Work to be completed - Write out the records that appear below, verbatim and complete, but without pictures.

(Lines of data)
* Start *

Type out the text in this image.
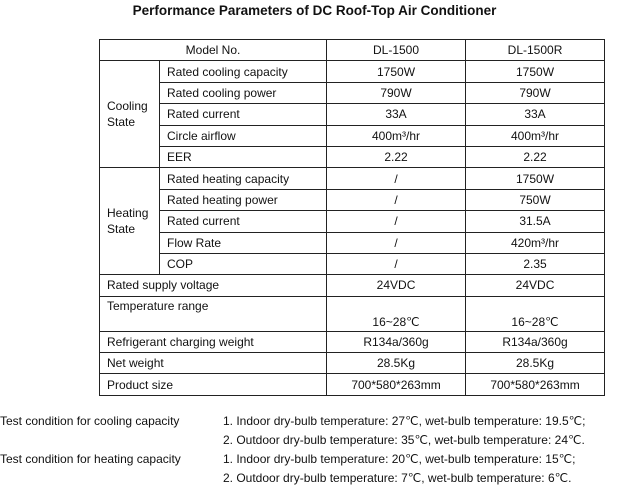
Performance Parameters of DC Roof-Top Air Conditioner
Model No.		DL-1500	DL-1500R
Cooling
State	Rated cooling capacity	1750W	1750W
	Rated cooling power	790W	790W
	Rated current	33A	33A
	Circle airflow	400m³/hr	400m³/hr
	EER	2.22	2.22
Heating
State	Rated heating capacity	/	1750W
	Rated heating power	/	750W
	Rated current	/	31.5A
	Flow Rate	/	420m³/hr
	COP	/	2.35
Rated supply voltage		24VDC	24VDC
Temperature range		16~28℃	16~28℃
Refrigerant charging weight		R134a/360g	R134a/360g
Net weight		28.5Kg	28.5Kg
Product size		700*580*263mm	700*580*263mm
Test condition for cooling capacity	1. Indoor dry-bulb temperature: 27℃, wet-bulb temperature: 19.5℃;
2. Outdoor dry-bulb temperature: 35℃, wet-bulb temperature: 24℃.
Test condition for heating capacity	1. Indoor dry-bulb temperature: 20℃, wet-bulb temperature: 15℃;
2. Outdoor dry-bulb temperature: 7℃, wet-bulb temperature: 6℃.
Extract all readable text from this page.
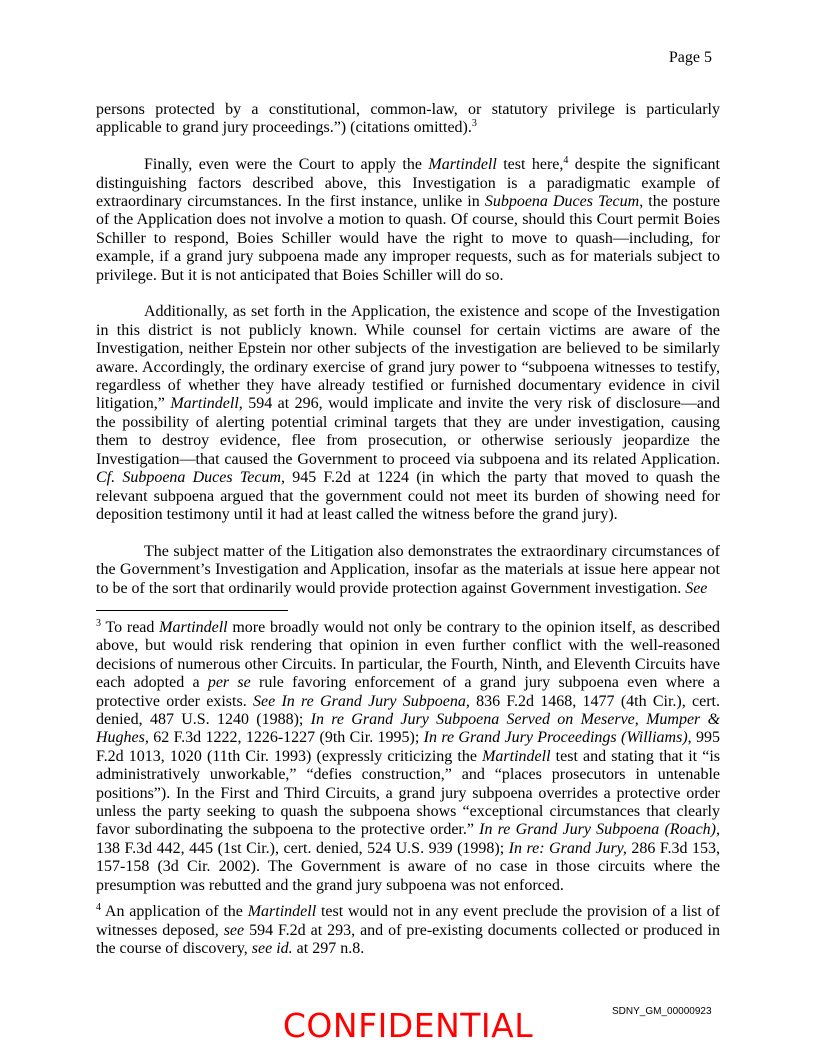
Page 5

persons protected by a constitutional, common-law, or statutory privilege is particularly applicable to grand jury proceedings.”) (citations omitted).$^3$

Finally, even were the Court to apply the Martindell test here,$^4$ despite the significant distinguishing factors described above, this Investigation is a paradigmatic example of extraordinary circumstances. In the first instance, unlike in Subpoena Duces Tecum, the posture of the Application does not involve a motion to quash. Of course, should this Court permit Boies Schiller to respond, Boies Schiller would have the right to move to quash—including, for example, if a grand jury subpoena made any improper requests, such as for materials subject to privilege. But it is not anticipated that Boies Schiller will do so.

Additionally, as set forth in the Application, the existence and scope of the Investigation in this district is not publicly known. While counsel for certain victims are aware of the Investigation, neither Epstein nor other subjects of the investigation are believed to be similarly aware. Accordingly, the ordinary exercise of grand jury power to “subpoena witnesses to testify, regardless of whether they have already testified or furnished documentary evidence in civil litigation,” Martindell, 594 at 296, would implicate and invite the very risk of disclosure—and the possibility of alerting potential criminal targets that they are under investigation, causing them to destroy evidence, flee from prosecution, or otherwise seriously jeopardize the Investigation—that caused the Government to proceed via subpoena and its related Application. Cf. Subpoena Duces Tecum, 945 F.2d at 1224 (in which the party that moved to quash the relevant subpoena argued that the government could not meet its burden of showing need for deposition testimony until it had at least called the witness before the grand jury).

The subject matter of the Litigation also demonstrates the extraordinary circumstances of the Government’s Investigation and Application, insofar as the materials at issue here appear not to be of the sort that ordinarily would provide protection against Government investigation. See

$^3$ To read Martindell more broadly would not only be contrary to the opinion itself, as described above, but would risk rendering that opinion in even further conflict with the well-reasoned decisions of numerous other Circuits. In particular, the Fourth, Ninth, and Eleventh Circuits have each adopted a per se rule favoring enforcement of a grand jury subpoena even where a protective order exists. See In re Grand Jury Subpoena, 836 F.2d 1468, 1477 (4th Cir.), cert. denied, 487 U.S. 1240 (1988); In re Grand Jury Subpoena Served on Meserve, Mumper & Hughes, 62 F.3d 1222, 1226-1227 (9th Cir. 1995); In re Grand Jury Proceedings (Williams), 995 F.2d 1013, 1020 (11th Cir. 1993) (expressly criticizing the Martindell test and stating that it “is administratively unworkable,” “defies construction,” and “places prosecutors in untenable positions”). In the First and Third Circuits, a grand jury subpoena overrides a protective order unless the party seeking to quash the subpoena shows “exceptional circumstances that clearly favor subordinating the subpoena to the protective order.” In re Grand Jury Subpoena (Roach), 138 F.3d 442, 445 (1st Cir.), cert. denied, 524 U.S. 939 (1998); In re: Grand Jury, 286 F.3d 153, 157-158 (3d Cir. 2002). The Government is aware of no case in those circuits where the presumption was rebutted and the grand jury subpoena was not enforced.

$^4$ An application of the Martindell test would not in any event preclude the provision of a list of witnesses deposed, see 594 F.2d at 293, and of pre-existing documents collected or produced in the course of discovery, see id. at 297 n.8.

SDNY_GM_00000923
CONFIDENTIAL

* End *

Exercise solution -
Type out the text in this image.
Performance Parameters of DC Roof-Top Air Conditioner
Model No.		DL-1500	DL-1500R
Cooling
State	Rated cooling capacity	1750W	1750W
	Rated cooling power	790W	790W
	Rated current	33A	33A
	Circle airflow	400m³/hr	400m³/hr
	EER	2.22	2.22
Heating
State	Rated heating capacity	/	1750W
	Rated heating power	/	750W
	Rated current	/	31.5A
	Flow Rate	/	420m³/hr
	COP	/	2.35
Rated supply voltage		24VDC	24VDC
Temperature range		16~28℃	16~28℃
Refrigerant charging weight		R134a/360g	R134a/360g
Net weight		28.5Kg	28.5Kg
Product size		700*580*263mm	700*580*263mm
Test condition for cooling capacity	1. Indoor dry-bulb temperature: 27℃, wet-bulb temperature: 19.5℃;
2. Outdoor dry-bulb temperature: 35℃, wet-bulb temperature: 24℃.
Test condition for heating capacity	1. Indoor dry-bulb temperature: 20℃, wet-bulb temperature: 15℃;
2. Outdoor dry-bulb temperature: 7℃, wet-bulb temperature: 6℃.
Extract all readable text from this page.
Page 5

persons protected by a constitutional, common-law, or statutory privilege is particularly applicable to grand jury proceedings.”) (citations omitted).$^3$

Finally, even were the Court to apply the Martindell test here,$^4$ despite the significant distinguishing factors described above, this Investigation is a paradigmatic example of extraordinary circumstances. In the first instance, unlike in Subpoena Duces Tecum, the posture of the Application does not involve a motion to quash. Of course, should this Court permit Boies Schiller to respond, Boies Schiller would have the right to move to quash—including, for example, if a grand jury subpoena made any improper requests, such as for materials subject to privilege. But it is not anticipated that Boies Schiller will do so.

Additionally, as set forth in the Application, the existence and scope of the Investigation in this district is not publicly known. While counsel for certain victims are aware of the Investigation, neither Epstein nor other subjects of the investigation are believed to be similarly aware. Accordingly, the ordinary exercise of grand jury power to “subpoena witnesses to testify, regardless of whether they have already testified or furnished documentary evidence in civil litigation,” Martindell, 594 at 296, would implicate and invite the very risk of disclosure—and the possibility of alerting potential criminal targets that they are under investigation, causing them to destroy evidence, flee from prosecution, or otherwise seriously jeopardize the Investigation—that caused the Government to proceed via subpoena and its related Application. Cf. Subpoena Duces Tecum, 945 F.2d at 1224 (in which the party that moved to quash the relevant subpoena argued that the government could not meet its burden of showing need for deposition testimony until it had at least called the witness before the grand jury).

The subject matter of the Litigation also demonstrates the extraordinary circumstances of the Government’s Investigation and Application, insofar as the materials at issue here appear not to be of the sort that ordinarily would provide protection against Government investigation. See

$^3$ To read Martindell more broadly would not only be contrary to the opinion itself, as described above, but would risk rendering that opinion in even further conflict with the well-reasoned decisions of numerous other Circuits. In particular, the Fourth, Ninth, and Eleventh Circuits have each adopted a per se rule favoring enforcement of a grand jury subpoena even where a protective order exists. See In re Grand Jury Subpoena, 836 F.2d 1468, 1477 (4th Cir.), cert. denied, 487 U.S. 1240 (1988); In re Grand Jury Subpoena Served on Meserve, Mumper & Hughes, 62 F.3d 1222, 1226-1227 (9th Cir. 1995); In re Grand Jury Proceedings (Williams), 995 F.2d 1013, 1020 (11th Cir. 1993) (expressly criticizing the Martindell test and stating that it “is administratively unworkable,” “defies construction,” and “places prosecutors in untenable positions”). In the First and Third Circuits, a grand jury subpoena overrides a protective order unless the party seeking to quash the subpoena shows “exceptional circumstances that clearly favor subordinating the subpoena to the protective order.” In re Grand Jury Subpoena (Roach), 138 F.3d 442, 445 (1st Cir.), cert. denied, 524 U.S. 939 (1998); In re: Grand Jury, 286 F.3d 153, 157-158 (3d Cir. 2002). The Government is aware of no case in those circuits where the presumption was rebutted and the grand jury subpoena was not enforced.

$^4$ An application of the Martindell test would not in any event preclude the provision of a list of witnesses deposed, see 594 F.2d at 293, and of pre-existing documents collected or produced in the course of discovery, see id. at 297 n.8.

SDNY_GM_00000923
CONFIDENTIAL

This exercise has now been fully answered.